▶ The request
Locate every line in the material below that has the word "marker". Copy each of those lines.

[Data entries for graphics]
* begin *

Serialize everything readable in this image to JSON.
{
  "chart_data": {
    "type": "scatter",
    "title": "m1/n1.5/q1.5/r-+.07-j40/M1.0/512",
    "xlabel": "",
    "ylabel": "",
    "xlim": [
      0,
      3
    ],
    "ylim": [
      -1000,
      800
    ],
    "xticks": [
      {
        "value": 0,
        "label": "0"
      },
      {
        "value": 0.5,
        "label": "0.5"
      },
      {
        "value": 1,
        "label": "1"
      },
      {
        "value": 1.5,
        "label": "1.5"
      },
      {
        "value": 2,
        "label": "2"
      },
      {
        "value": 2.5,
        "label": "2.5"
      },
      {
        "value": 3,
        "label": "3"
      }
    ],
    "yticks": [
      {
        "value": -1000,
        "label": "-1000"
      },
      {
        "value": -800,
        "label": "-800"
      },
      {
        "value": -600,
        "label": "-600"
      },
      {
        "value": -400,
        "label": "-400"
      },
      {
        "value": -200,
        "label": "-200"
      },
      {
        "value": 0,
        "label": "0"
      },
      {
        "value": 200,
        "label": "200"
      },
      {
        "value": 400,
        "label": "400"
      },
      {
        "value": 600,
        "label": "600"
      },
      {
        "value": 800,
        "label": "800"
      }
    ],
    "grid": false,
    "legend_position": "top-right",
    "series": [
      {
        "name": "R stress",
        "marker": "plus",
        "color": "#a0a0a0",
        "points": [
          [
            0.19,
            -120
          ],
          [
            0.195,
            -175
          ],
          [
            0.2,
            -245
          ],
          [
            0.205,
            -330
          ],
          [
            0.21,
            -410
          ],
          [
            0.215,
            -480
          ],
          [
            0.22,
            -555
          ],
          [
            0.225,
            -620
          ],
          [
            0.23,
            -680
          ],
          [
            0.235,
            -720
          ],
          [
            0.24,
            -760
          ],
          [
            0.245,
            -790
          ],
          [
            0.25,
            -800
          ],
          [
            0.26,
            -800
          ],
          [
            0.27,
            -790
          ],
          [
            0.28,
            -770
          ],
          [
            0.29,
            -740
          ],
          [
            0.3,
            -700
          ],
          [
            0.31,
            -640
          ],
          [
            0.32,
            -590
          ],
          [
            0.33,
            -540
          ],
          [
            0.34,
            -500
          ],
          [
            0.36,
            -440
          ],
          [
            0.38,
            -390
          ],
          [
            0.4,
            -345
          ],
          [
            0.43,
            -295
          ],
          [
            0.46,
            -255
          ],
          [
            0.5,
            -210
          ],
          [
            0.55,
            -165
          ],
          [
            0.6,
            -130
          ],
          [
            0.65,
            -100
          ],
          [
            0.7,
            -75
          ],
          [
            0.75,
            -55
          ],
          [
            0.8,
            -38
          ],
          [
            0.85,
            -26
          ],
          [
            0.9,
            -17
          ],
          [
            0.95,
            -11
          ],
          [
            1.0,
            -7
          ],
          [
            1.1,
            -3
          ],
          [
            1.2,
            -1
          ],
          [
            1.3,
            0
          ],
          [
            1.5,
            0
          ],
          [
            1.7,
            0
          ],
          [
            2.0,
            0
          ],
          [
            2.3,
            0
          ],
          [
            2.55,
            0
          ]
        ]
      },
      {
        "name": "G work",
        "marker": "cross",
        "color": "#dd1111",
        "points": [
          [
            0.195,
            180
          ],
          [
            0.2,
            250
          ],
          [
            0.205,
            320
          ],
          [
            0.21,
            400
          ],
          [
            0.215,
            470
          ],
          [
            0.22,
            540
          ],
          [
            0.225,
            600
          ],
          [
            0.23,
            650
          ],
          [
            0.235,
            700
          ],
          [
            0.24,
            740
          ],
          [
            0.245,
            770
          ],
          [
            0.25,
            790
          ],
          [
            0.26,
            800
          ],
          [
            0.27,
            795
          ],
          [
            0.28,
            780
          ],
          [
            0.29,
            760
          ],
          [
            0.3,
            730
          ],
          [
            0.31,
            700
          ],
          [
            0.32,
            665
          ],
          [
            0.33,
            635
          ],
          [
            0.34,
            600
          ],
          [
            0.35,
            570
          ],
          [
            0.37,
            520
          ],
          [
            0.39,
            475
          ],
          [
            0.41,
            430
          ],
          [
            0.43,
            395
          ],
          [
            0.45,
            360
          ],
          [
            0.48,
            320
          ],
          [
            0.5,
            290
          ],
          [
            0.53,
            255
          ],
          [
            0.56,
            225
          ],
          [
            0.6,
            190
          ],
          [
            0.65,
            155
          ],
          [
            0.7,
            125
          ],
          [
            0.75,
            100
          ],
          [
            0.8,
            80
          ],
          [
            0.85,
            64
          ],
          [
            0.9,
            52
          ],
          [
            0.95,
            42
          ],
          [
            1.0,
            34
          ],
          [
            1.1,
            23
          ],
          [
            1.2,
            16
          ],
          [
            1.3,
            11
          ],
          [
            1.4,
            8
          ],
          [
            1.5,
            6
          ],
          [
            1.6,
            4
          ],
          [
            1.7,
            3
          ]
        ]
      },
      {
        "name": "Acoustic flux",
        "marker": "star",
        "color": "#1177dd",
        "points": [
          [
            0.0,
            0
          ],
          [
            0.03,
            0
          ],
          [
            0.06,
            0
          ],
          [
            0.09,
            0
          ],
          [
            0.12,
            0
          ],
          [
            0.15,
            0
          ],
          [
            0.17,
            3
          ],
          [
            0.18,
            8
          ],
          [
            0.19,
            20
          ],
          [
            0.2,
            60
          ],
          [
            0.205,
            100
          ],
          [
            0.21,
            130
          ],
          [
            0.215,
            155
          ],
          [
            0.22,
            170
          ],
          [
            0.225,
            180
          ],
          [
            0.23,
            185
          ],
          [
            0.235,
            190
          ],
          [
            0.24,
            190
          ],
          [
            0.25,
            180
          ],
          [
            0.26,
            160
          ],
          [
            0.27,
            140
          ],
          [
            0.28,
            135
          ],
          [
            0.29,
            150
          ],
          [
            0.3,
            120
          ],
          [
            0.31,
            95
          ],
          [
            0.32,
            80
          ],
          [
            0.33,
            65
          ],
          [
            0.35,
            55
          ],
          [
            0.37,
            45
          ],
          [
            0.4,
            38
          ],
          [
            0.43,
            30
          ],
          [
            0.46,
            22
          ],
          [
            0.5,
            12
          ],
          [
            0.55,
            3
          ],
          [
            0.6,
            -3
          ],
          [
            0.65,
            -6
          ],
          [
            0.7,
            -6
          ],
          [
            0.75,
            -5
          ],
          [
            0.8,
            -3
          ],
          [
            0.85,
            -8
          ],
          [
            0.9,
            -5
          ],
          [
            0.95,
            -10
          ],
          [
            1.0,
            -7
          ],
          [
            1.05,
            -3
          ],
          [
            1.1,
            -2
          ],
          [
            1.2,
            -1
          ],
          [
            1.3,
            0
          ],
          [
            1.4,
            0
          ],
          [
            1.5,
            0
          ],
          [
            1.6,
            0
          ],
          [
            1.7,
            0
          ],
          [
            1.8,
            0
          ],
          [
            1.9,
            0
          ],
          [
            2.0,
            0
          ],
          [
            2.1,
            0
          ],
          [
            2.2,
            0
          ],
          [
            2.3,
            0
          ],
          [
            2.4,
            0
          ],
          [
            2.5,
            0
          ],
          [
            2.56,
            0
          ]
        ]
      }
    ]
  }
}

* end *

▶ Result for this task
        "marker": "plus",
        "marker": "cross",
        "marker": "star",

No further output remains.